**What the exercise asks**. Write out every entry word for word.

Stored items
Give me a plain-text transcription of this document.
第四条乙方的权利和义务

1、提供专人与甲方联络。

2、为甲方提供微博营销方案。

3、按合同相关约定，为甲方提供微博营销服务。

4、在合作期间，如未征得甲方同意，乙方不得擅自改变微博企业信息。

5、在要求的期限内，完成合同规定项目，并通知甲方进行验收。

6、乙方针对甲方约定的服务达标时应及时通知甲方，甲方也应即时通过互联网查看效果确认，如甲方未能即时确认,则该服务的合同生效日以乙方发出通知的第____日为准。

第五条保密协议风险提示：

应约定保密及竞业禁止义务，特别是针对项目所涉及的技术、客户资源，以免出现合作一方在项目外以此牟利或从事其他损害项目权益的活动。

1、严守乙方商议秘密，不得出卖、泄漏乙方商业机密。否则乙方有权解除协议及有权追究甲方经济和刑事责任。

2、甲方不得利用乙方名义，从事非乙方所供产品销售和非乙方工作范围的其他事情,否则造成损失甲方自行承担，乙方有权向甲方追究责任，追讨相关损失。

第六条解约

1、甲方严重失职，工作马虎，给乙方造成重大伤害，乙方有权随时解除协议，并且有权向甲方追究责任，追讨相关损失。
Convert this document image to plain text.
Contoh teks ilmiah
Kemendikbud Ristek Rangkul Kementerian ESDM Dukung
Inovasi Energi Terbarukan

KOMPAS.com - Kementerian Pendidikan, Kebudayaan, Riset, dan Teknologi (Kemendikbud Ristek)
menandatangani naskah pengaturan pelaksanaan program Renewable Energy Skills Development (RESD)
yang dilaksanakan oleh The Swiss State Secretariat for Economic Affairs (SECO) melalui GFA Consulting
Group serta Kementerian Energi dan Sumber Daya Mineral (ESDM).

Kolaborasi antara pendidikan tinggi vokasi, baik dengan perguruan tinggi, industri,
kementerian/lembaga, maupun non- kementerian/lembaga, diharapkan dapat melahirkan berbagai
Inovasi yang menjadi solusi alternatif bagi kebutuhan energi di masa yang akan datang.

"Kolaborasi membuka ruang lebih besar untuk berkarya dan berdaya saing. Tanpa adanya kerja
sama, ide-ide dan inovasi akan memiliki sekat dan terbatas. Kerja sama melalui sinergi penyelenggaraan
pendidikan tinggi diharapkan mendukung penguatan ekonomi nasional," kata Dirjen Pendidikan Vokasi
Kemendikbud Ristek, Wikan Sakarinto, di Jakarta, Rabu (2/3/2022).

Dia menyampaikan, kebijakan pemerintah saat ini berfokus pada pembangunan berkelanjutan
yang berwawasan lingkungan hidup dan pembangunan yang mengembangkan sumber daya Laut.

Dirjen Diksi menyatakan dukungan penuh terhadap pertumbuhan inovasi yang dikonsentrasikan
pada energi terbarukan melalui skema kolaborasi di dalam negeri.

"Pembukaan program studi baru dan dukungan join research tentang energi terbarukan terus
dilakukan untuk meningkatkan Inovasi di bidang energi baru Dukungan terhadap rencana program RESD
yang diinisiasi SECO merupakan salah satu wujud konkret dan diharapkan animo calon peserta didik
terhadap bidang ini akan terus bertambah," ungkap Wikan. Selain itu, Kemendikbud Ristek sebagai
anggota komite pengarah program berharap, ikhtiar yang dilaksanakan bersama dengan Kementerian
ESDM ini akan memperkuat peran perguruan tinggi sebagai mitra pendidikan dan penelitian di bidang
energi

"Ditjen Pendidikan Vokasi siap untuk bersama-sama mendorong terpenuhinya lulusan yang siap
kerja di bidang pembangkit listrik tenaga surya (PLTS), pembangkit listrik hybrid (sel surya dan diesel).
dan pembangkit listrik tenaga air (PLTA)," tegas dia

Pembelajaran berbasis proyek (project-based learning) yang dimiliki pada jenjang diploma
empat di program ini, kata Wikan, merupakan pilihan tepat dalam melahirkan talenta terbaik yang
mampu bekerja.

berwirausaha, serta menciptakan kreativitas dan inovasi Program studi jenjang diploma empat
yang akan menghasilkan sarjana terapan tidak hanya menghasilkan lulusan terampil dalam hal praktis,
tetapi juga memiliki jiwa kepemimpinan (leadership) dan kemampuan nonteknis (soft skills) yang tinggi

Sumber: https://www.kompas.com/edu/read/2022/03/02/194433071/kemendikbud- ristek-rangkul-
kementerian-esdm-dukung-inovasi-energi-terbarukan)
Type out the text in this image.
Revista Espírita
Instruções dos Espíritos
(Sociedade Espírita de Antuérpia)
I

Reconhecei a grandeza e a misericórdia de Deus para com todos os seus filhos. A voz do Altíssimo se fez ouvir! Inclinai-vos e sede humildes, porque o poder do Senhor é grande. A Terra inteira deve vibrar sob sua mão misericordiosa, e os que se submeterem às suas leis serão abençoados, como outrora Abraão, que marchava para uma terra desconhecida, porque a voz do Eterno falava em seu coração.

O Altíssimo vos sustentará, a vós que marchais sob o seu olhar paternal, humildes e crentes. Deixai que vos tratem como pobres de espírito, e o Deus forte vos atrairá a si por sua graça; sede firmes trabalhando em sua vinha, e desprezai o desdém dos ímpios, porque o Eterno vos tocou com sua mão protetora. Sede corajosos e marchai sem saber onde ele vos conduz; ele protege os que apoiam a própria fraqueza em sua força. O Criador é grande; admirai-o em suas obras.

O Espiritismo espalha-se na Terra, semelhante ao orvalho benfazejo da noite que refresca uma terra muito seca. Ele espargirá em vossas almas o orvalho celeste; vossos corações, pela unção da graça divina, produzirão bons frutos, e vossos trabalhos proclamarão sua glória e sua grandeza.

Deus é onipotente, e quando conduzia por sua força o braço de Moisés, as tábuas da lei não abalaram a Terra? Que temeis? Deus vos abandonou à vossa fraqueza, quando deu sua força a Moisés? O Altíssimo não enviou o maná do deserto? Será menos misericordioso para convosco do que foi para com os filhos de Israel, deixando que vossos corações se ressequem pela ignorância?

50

**Response**.
Give me a plain-text transcription of this document.
第四条乙方的权利和义务

1、提供专人与甲方联络。

2、为甲方提供微博营销方案。

3、按合同相关约定，为甲方提供微博营销服务。

4、在合作期间，如未征得甲方同意，乙方不得擅自改变微博企业信息。

5、在要求的期限内，完成合同规定项目，并通知甲方进行验收。

6、乙方针对甲方约定的服务达标时应及时通知甲方，甲方也应即时通过互联网查看效果确认，如甲方未能即时确认,则该服务的合同生效日以乙方发出通知的第____日为准。

第五条保密协议风险提示：

应约定保密及竞业禁止义务，特别是针对项目所涉及的技术、客户资源，以免出现合作一方在项目外以此牟利或从事其他损害项目权益的活动。

1、严守乙方商议秘密，不得出卖、泄漏乙方商业机密。否则乙方有权解除协议及有权追究甲方经济和刑事责任。

2、甲方不得利用乙方名义，从事非乙方所供产品销售和非乙方工作范围的其他事情,否则造成损失甲方自行承担，乙方有权向甲方追究责任，追讨相关损失。

第六条解约

1、甲方严重失职，工作马虎，给乙方造成重大伤害，乙方有权随时解除协议，并且有权向甲方追究责任，追讨相关损失。
Convert this document image to plain text.
Contoh teks ilmiah
Kemendikbud Ristek Rangkul Kementerian ESDM Dukung
Inovasi Energi Terbarukan

KOMPAS.com - Kementerian Pendidikan, Kebudayaan, Riset, dan Teknologi (Kemendikbud Ristek)
menandatangani naskah pengaturan pelaksanaan program Renewable Energy Skills Development (RESD)
yang dilaksanakan oleh The Swiss State Secretariat for Economic Affairs (SECO) melalui GFA Consulting
Group serta Kementerian Energi dan Sumber Daya Mineral (ESDM).

Kolaborasi antara pendidikan tinggi vokasi, baik dengan perguruan tinggi, industri,
kementerian/lembaga, maupun non- kementerian/lembaga, diharapkan dapat melahirkan berbagai
Inovasi yang menjadi solusi alternatif bagi kebutuhan energi di masa yang akan datang.

"Kolaborasi membuka ruang lebih besar untuk berkarya dan berdaya saing. Tanpa adanya kerja
sama, ide-ide dan inovasi akan memiliki sekat dan terbatas. Kerja sama melalui sinergi penyelenggaraan
pendidikan tinggi diharapkan mendukung penguatan ekonomi nasional," kata Dirjen Pendidikan Vokasi
Kemendikbud Ristek, Wikan Sakarinto, di Jakarta, Rabu (2/3/2022).

Dia menyampaikan, kebijakan pemerintah saat ini berfokus pada pembangunan berkelanjutan
yang berwawasan lingkungan hidup dan pembangunan yang mengembangkan sumber daya Laut.

Dirjen Diksi menyatakan dukungan penuh terhadap pertumbuhan inovasi yang dikonsentrasikan
pada energi terbarukan melalui skema kolaborasi di dalam negeri.

"Pembukaan program studi baru dan dukungan join research tentang energi terbarukan terus
dilakukan untuk meningkatkan Inovasi di bidang energi baru Dukungan terhadap rencana program RESD
yang diinisiasi SECO merupakan salah satu wujud konkret dan diharapkan animo calon peserta didik
terhadap bidang ini akan terus bertambah," ungkap Wikan. Selain itu, Kemendikbud Ristek sebagai
anggota komite pengarah program berharap, ikhtiar yang dilaksanakan bersama dengan Kementerian
ESDM ini akan memperkuat peran perguruan tinggi sebagai mitra pendidikan dan penelitian di bidang
energi

"Ditjen Pendidikan Vokasi siap untuk bersama-sama mendorong terpenuhinya lulusan yang siap
kerja di bidang pembangkit listrik tenaga surya (PLTS), pembangkit listrik hybrid (sel surya dan diesel).
dan pembangkit listrik tenaga air (PLTA)," tegas dia

Pembelajaran berbasis proyek (project-based learning) yang dimiliki pada jenjang diploma
empat di program ini, kata Wikan, merupakan pilihan tepat dalam melahirkan talenta terbaik yang
mampu bekerja.

berwirausaha, serta menciptakan kreativitas dan inovasi Program studi jenjang diploma empat
yang akan menghasilkan sarjana terapan tidak hanya menghasilkan lulusan terampil dalam hal praktis,
tetapi juga memiliki jiwa kepemimpinan (leadership) dan kemampuan nonteknis (soft skills) yang tinggi

Sumber: https://www.kompas.com/edu/read/2022/03/02/194433071/kemendikbud- ristek-rangkul-
kementerian-esdm-dukung-inovasi-energi-terbarukan)
Type out the text in this image.
Revista Espírita
Instruções dos Espíritos
(Sociedade Espírita de Antuérpia)
I

Reconhecei a grandeza e a misericórdia de Deus para com todos os seus filhos. A voz do Altíssimo se fez ouvir! Inclinai-vos e sede humildes, porque o poder do Senhor é grande. A Terra inteira deve vibrar sob sua mão misericordiosa, e os que se submeterem às suas leis serão abençoados, como outrora Abraão, que marchava para uma terra desconhecida, porque a voz do Eterno falava em seu coração.

O Altíssimo vos sustentará, a vós que marchais sob o seu olhar paternal, humildes e crentes. Deixai que vos tratem como pobres de espírito, e o Deus forte vos atrairá a si por sua graça; sede firmes trabalhando em sua vinha, e desprezai o desdém dos ímpios, porque o Eterno vos tocou com sua mão protetora. Sede corajosos e marchai sem saber onde ele vos conduz; ele protege os que apoiam a própria fraqueza em sua força. O Criador é grande; admirai-o em suas obras.

O Espiritismo espalha-se na Terra, semelhante ao orvalho benfazejo da noite que refresca uma terra muito seca. Ele espargirá em vossas almas o orvalho celeste; vossos corações, pela unção da graça divina, produzirão bons frutos, e vossos trabalhos proclamarão sua glória e sua grandeza.

Deus é onipotente, e quando conduzia por sua força o braço de Moisés, as tábuas da lei não abalaram a Terra? Que temeis? Deus vos abandonou à vossa fraqueza, quando deu sua força a Moisés? O Altíssimo não enviou o maná do deserto? Será menos misericordioso para convosco do que foi para com os filhos de Israel, deixando que vossos corações se ressequem pela ignorância?

50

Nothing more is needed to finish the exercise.